**Directions:**
Every entry must be duplicated precisely as written.

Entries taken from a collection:
+++
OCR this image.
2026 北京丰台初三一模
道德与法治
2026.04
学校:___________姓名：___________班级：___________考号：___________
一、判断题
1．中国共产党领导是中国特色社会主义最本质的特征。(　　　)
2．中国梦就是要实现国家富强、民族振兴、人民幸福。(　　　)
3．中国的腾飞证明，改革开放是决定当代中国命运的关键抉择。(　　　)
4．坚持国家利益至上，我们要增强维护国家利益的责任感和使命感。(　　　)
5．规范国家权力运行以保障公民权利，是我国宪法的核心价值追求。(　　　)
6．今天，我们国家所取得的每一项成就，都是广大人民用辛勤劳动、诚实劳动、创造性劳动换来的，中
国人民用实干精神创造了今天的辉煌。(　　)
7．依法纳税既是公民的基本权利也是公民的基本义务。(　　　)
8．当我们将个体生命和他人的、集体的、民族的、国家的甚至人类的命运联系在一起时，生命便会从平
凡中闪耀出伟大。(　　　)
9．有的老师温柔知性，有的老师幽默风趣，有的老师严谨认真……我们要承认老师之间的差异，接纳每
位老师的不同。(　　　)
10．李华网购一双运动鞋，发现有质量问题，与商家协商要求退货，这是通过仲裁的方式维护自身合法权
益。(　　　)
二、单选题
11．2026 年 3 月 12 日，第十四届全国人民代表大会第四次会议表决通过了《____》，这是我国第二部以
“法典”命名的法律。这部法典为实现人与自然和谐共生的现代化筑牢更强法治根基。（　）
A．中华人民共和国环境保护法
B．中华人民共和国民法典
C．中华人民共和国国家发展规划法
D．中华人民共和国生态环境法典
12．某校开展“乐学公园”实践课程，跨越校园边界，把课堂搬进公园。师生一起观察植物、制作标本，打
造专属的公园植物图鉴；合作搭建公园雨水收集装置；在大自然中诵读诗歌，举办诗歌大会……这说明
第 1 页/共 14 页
+++
**Expected answer:**
OCR this image.
2026 北京丰台初三一模
道德与法治
2026.04
学校:___________姓名：___________班级：___________考号：___________
一、判断题
1．中国共产党领导是中国特色社会主义最本质的特征。(　　　)
2．中国梦就是要实现国家富强、民族振兴、人民幸福。(　　　)
3．中国的腾飞证明，改革开放是决定当代中国命运的关键抉择。(　　　)
4．坚持国家利益至上，我们要增强维护国家利益的责任感和使命感。(　　　)
5．规范国家权力运行以保障公民权利，是我国宪法的核心价值追求。(　　　)
6．今天，我们国家所取得的每一项成就，都是广大人民用辛勤劳动、诚实劳动、创造性劳动换来的，中
国人民用实干精神创造了今天的辉煌。(　　)
7．依法纳税既是公民的基本权利也是公民的基本义务。(　　　)
8．当我们将个体生命和他人的、集体的、民族的、国家的甚至人类的命运联系在一起时，生命便会从平
凡中闪耀出伟大。(　　　)
9．有的老师温柔知性，有的老师幽默风趣，有的老师严谨认真……我们要承认老师之间的差异，接纳每
位老师的不同。(　　　)
10．李华网购一双运动鞋，发现有质量问题，与商家协商要求退货，这是通过仲裁的方式维护自身合法权
益。(　　　)
二、单选题
11．2026 年 3 月 12 日，第十四届全国人民代表大会第四次会议表决通过了《____》，这是我国第二部以
“法典”命名的法律。这部法典为实现人与自然和谐共生的现代化筑牢更强法治根基。（　）
A．中华人民共和国环境保护法
B．中华人民共和国民法典
C．中华人民共和国国家发展规划法
D．中华人民共和国生态环境法典
12．某校开展“乐学公园”实践课程，跨越校园边界，把课堂搬进公园。师生一起观察植物、制作标本，打
造专属的公园植物图鉴；合作搭建公园雨水收集装置；在大自然中诵读诗歌，举办诗歌大会……这说明
第 1 页/共 14 页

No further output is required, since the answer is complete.